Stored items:
----

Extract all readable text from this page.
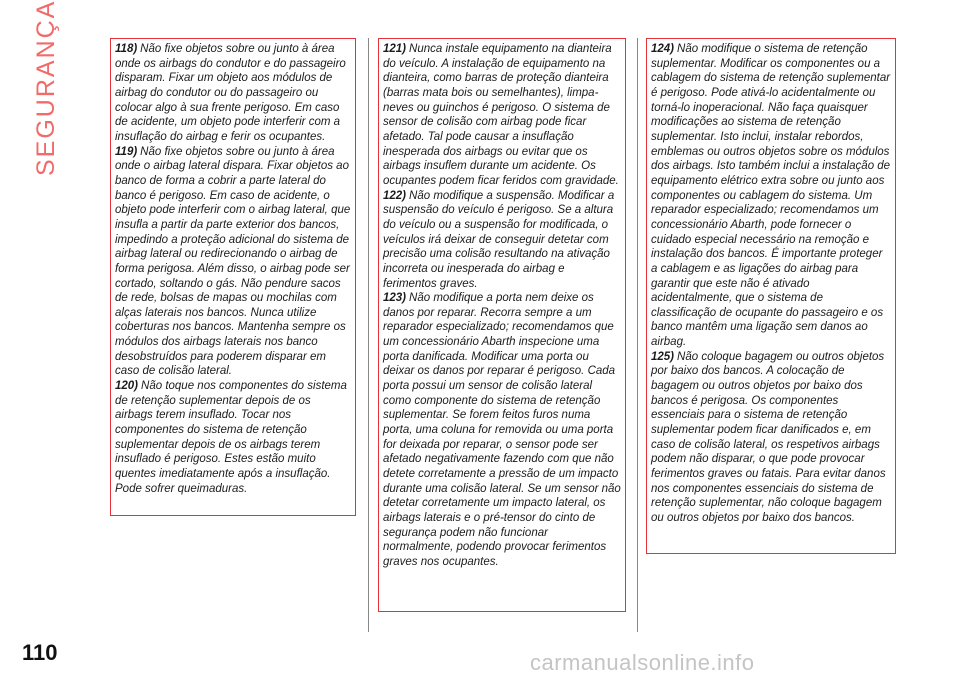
SEGURANÇA	118) Não fixe objetos sobre ou junto à área onde os airbags do condutor e do passageiro disparam. Fixar um objeto aos módulos de airbag do condutor ou do passageiro ou colocar algo à sua frente perigoso. Em caso de acidente, um objeto pode interferir com a insuflação do airbag e ferir os ocupantes.

119) Não fixe objetos sobre ou junto à área onde o airbag lateral dispara. Fixar objetos ao banco de forma a cobrir a parte lateral do banco é perigoso. Em caso de acidente, o objeto pode interferir com o airbag lateral, que insufla a partir da parte exterior dos bancos, impedindo a proteção adicional do sistema de airbag lateral ou redirecionando o airbag de forma perigosa. Além disso, o airbag pode ser cortado, soltando o gás. Não pendure sacos de rede, bolsas de mapas ou mochilas com alças laterais nos bancos. Nunca utilize coberturas nos bancos. Mantenha sempre os módulos dos airbags laterais nos banco desobstruídos para poderem disparar em caso de colisão lateral.

120) Não toque nos componentes do sistema de retenção suplementar depois de os airbags terem insuflado. Tocar nos componentes do sistema de retenção suplementar depois de os airbags terem insuflado é perigoso. Estes estão muito quentes imediatamente após a insuflação. Pode sofrer queimaduras.

121) Nunca instale equipamento na dianteira do veículo. A instalação de equipamento na dianteira, como barras de proteção dianteira (barras mata bois ou semelhantes), limpa-neves ou guinchos é perigoso. O sistema de sensor de colisão com airbag pode ficar afetado. Tal pode causar a insuflação inesperada dos airbags ou evitar que os airbags insuflem durante um acidente. Os ocupantes podem ficar feridos com gravidade.

122) Não modifique a suspensão. Modificar a suspensão do veículo é perigoso. Se a altura do veículo ou a suspensão for modificada, o veículos irá deixar de conseguir detetar com precisão uma colisão resultando na ativação incorreta ou inesperada do airbag e ferimentos graves.

123) Não modifique a porta nem deixe os danos por reparar. Recorra sempre a um reparador especializado; recomendamos que um concessionário Abarth inspecione uma porta danificada. Modificar uma porta ou deixar os danos por reparar é perigoso. Cada porta possui um sensor de colisão lateral como componente do sistema de retenção suplementar. Se forem feitos furos numa porta, uma coluna for removida ou uma porta for deixada por reparar, o sensor pode ser afetado negativamente fazendo com que não detete corretamente a pressão de um impacto durante uma colisão lateral. Se um sensor não detetar corretamente um impacto lateral, os airbags laterais e o pré-tensor do cinto de segurança podem não funcionar normalmente, podendo provocar ferimentos graves nos ocupantes.

124) Não modifique o sistema de retenção suplementar. Modificar os componentes ou a cablagem do sistema de retenção suplementar é perigoso. Pode ativá-lo acidentalmente ou torná-lo inoperacional. Não faça quaisquer modificações ao sistema de retenção suplementar. Isto inclui, instalar rebordos, emblemas ou outros objetos sobre os módulos dos airbags. Isto também inclui a instalação de equipamento elétrico extra sobre ou junto aos componentes ou cablagem do sistema. Um reparador especializado; recomendamos um concessionário Abarth, pode fornecer o cuidado especial necessário na remoção e instalação dos bancos. É importante proteger a cablagem e as ligações do airbag para garantir que este não é ativado acidentalmente, que o sistema de classificação de ocupante do passageiro e os banco mantêm uma ligação sem danos ao airbag.

125) Não coloque bagagem ou outros objetos por baixo dos bancos. A colocação de bagagem ou outros objetos por baixo dos bancos é perigosa. Os componentes essenciais para o sistema de retenção suplementar podem ficar danificados e, em caso de colisão lateral, os respetivos airbags podem não disparar, o que pode provocar ferimentos graves ou fatais. Para evitar danos nos componentes essenciais do sistema de retenção suplementar, não coloque bagagem ou outros objetos por baixo dos bancos.

110	carmanualsonline.info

----

* [TASK DETAILS]
Every record must be copied exactly, with the pictures left out.

* [EXERCISE SOLUTION]
Extract all readable text from this page.
SEGURANÇA	118) Não fixe objetos sobre ou junto à área onde os airbags do condutor e do passageiro disparam. Fixar um objeto aos módulos de airbag do condutor ou do passageiro ou colocar algo à sua frente perigoso. Em caso de acidente, um objeto pode interferir com a insuflação do airbag e ferir os ocupantes.

119) Não fixe objetos sobre ou junto à área onde o airbag lateral dispara. Fixar objetos ao banco de forma a cobrir a parte lateral do banco é perigoso. Em caso de acidente, o objeto pode interferir com o airbag lateral, que insufla a partir da parte exterior dos bancos, impedindo a proteção adicional do sistema de airbag lateral ou redirecionando o airbag de forma perigosa. Além disso, o airbag pode ser cortado, soltando o gás. Não pendure sacos de rede, bolsas de mapas ou mochilas com alças laterais nos bancos. Nunca utilize coberturas nos bancos. Mantenha sempre os módulos dos airbags laterais nos banco desobstruídos para poderem disparar em caso de colisão lateral.

120) Não toque nos componentes do sistema de retenção suplementar depois de os airbags terem insuflado. Tocar nos componentes do sistema de retenção suplementar depois de os airbags terem insuflado é perigoso. Estes estão muito quentes imediatamente após a insuflação. Pode sofrer queimaduras.

121) Nunca instale equipamento na dianteira do veículo. A instalação de equipamento na dianteira, como barras de proteção dianteira (barras mata bois ou semelhantes), limpa-neves ou guinchos é perigoso. O sistema de sensor de colisão com airbag pode ficar afetado. Tal pode causar a insuflação inesperada dos airbags ou evitar que os airbags insuflem durante um acidente. Os ocupantes podem ficar feridos com gravidade.

122) Não modifique a suspensão. Modificar a suspensão do veículo é perigoso. Se a altura do veículo ou a suspensão for modificada, o veículos irá deixar de conseguir detetar com precisão uma colisão resultando na ativação incorreta ou inesperada do airbag e ferimentos graves.

123) Não modifique a porta nem deixe os danos por reparar. Recorra sempre a um reparador especializado; recomendamos que um concessionário Abarth inspecione uma porta danificada. Modificar uma porta ou deixar os danos por reparar é perigoso. Cada porta possui um sensor de colisão lateral como componente do sistema de retenção suplementar. Se forem feitos furos numa porta, uma coluna for removida ou uma porta for deixada por reparar, o sensor pode ser afetado negativamente fazendo com que não detete corretamente a pressão de um impacto durante uma colisão lateral. Se um sensor não detetar corretamente um impacto lateral, os airbags laterais e o pré-tensor do cinto de segurança podem não funcionar normalmente, podendo provocar ferimentos graves nos ocupantes.

124) Não modifique o sistema de retenção suplementar. Modificar os componentes ou a cablagem do sistema de retenção suplementar é perigoso. Pode ativá-lo acidentalmente ou torná-lo inoperacional. Não faça quaisquer modificações ao sistema de retenção suplementar. Isto inclui, instalar rebordos, emblemas ou outros objetos sobre os módulos dos airbags. Isto também inclui a instalação de equipamento elétrico extra sobre ou junto aos componentes ou cablagem do sistema. Um reparador especializado; recomendamos um concessionário Abarth, pode fornecer o cuidado especial necessário na remoção e instalação dos bancos. É importante proteger a cablagem e as ligações do airbag para garantir que este não é ativado acidentalmente, que o sistema de classificação de ocupante do passageiro e os banco mantêm uma ligação sem danos ao airbag.

125) Não coloque bagagem ou outros objetos por baixo dos bancos. A colocação de bagagem ou outros objetos por baixo dos bancos é perigosa. Os componentes essenciais para o sistema de retenção suplementar podem ficar danificados e, em caso de colisão lateral, os respetivos airbags podem não disparar, o que pode provocar ferimentos graves ou fatais. Para evitar danos nos componentes essenciais do sistema de retenção suplementar, não coloque bagagem ou outros objetos por baixo dos bancos.

110	carmanualsonline.info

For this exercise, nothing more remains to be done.